[Start]
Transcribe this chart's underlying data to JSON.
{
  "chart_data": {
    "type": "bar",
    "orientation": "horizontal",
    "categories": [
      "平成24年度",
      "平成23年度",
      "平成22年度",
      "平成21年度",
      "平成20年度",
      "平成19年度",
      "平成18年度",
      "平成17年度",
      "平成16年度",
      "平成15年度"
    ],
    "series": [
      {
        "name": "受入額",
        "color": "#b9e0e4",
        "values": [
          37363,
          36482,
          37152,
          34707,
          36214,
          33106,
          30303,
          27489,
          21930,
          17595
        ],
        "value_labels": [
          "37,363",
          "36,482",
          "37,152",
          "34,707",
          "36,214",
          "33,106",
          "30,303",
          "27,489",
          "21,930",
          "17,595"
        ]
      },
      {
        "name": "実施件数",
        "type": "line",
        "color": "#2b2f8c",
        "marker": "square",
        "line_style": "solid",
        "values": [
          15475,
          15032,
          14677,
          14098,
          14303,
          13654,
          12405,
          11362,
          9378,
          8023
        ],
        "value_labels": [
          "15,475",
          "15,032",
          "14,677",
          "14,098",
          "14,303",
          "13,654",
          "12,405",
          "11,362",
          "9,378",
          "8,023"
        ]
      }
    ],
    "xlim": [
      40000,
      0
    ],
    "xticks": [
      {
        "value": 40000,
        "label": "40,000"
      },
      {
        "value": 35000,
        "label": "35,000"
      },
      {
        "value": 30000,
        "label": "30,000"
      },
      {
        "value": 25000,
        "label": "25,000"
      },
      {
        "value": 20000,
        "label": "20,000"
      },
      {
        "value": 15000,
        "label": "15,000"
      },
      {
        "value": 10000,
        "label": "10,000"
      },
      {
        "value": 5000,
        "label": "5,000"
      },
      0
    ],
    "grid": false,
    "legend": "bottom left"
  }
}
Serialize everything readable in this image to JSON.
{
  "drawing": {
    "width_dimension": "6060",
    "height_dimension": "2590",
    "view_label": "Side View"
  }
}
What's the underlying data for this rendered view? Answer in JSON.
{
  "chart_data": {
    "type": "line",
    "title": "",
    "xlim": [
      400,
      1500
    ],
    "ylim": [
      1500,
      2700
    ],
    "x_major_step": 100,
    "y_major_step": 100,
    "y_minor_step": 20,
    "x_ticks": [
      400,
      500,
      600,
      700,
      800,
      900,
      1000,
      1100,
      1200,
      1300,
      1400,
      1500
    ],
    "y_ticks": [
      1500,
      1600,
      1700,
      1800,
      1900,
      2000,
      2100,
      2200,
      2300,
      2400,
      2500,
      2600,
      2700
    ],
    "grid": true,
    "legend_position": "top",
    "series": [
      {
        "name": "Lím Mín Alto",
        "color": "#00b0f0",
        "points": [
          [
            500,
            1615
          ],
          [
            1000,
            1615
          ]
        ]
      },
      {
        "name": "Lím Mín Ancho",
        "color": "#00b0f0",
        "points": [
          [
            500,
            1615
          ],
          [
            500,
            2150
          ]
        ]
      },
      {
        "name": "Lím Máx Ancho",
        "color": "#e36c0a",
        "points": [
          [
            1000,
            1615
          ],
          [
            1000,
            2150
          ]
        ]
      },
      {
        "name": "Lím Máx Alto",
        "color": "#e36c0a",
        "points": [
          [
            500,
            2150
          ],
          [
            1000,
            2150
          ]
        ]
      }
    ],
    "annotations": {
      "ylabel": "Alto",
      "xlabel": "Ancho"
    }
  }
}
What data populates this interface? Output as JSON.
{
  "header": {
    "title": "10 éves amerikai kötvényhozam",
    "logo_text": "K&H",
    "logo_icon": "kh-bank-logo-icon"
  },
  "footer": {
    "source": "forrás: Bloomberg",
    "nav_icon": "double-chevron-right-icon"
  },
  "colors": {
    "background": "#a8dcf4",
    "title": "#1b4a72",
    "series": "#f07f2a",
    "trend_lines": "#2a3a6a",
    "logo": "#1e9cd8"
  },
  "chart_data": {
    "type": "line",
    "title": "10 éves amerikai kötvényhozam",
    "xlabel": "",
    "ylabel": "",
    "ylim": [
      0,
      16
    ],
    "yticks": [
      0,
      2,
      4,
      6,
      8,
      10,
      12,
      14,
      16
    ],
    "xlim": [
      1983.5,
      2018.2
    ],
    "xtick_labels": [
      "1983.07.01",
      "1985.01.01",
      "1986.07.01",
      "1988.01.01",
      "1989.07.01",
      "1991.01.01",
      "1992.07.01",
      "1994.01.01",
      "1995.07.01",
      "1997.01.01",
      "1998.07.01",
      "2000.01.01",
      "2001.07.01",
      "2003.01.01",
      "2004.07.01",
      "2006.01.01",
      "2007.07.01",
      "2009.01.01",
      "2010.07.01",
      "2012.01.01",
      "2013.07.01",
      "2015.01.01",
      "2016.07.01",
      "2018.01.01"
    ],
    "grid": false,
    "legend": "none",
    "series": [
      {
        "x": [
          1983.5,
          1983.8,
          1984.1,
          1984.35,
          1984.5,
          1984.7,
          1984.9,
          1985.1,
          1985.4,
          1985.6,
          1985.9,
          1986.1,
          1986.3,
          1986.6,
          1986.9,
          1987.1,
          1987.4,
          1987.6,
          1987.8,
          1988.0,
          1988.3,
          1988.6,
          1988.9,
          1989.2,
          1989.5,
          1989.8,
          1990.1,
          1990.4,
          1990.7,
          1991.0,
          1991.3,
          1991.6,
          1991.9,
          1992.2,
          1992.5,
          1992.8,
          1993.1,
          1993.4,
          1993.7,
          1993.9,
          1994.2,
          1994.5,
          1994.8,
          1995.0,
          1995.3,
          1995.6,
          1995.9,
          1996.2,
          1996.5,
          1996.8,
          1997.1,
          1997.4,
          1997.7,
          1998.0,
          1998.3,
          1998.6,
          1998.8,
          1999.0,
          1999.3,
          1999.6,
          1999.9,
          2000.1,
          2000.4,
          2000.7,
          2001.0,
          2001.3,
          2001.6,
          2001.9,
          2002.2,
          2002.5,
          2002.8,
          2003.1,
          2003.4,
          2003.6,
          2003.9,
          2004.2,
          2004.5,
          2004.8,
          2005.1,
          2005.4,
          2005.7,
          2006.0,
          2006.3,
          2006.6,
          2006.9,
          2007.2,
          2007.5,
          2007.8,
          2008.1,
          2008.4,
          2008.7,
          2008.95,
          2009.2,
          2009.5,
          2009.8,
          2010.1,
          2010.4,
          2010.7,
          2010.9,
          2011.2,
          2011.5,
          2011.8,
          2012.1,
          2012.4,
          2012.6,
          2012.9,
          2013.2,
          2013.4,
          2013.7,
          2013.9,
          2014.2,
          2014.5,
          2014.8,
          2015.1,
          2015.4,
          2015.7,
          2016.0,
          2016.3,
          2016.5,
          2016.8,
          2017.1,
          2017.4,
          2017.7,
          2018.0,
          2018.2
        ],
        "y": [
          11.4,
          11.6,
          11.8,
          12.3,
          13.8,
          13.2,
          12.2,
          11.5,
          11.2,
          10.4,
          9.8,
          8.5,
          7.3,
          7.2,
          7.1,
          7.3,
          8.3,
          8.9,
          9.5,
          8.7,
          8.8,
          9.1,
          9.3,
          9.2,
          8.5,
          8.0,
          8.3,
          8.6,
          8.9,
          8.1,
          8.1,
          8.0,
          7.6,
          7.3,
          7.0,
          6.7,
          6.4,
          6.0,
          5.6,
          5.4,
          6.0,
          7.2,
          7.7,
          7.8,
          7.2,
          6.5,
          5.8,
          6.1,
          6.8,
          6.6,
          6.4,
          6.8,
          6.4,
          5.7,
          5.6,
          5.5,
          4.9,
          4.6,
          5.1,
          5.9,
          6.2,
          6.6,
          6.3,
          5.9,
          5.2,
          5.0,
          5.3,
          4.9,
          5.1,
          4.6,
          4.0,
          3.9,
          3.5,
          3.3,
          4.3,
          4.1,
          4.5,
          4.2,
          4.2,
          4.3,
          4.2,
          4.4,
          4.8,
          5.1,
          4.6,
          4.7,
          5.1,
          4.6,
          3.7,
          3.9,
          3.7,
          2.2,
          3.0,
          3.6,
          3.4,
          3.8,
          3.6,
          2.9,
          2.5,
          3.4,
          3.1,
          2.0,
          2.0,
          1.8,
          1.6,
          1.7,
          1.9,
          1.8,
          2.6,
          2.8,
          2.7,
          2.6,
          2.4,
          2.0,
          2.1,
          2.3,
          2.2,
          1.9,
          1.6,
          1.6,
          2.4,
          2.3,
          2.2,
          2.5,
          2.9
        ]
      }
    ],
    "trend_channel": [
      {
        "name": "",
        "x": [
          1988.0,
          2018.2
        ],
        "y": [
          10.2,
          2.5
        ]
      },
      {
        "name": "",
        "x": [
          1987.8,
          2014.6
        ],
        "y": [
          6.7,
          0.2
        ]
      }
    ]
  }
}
[End]
Extract every line of the records above that contains the word "underlying".

REPLY TO THE EXERCISE:
Transcribe this chart's underlying data to JSON.
What's the underlying data for this rendered view? Answer in JSON.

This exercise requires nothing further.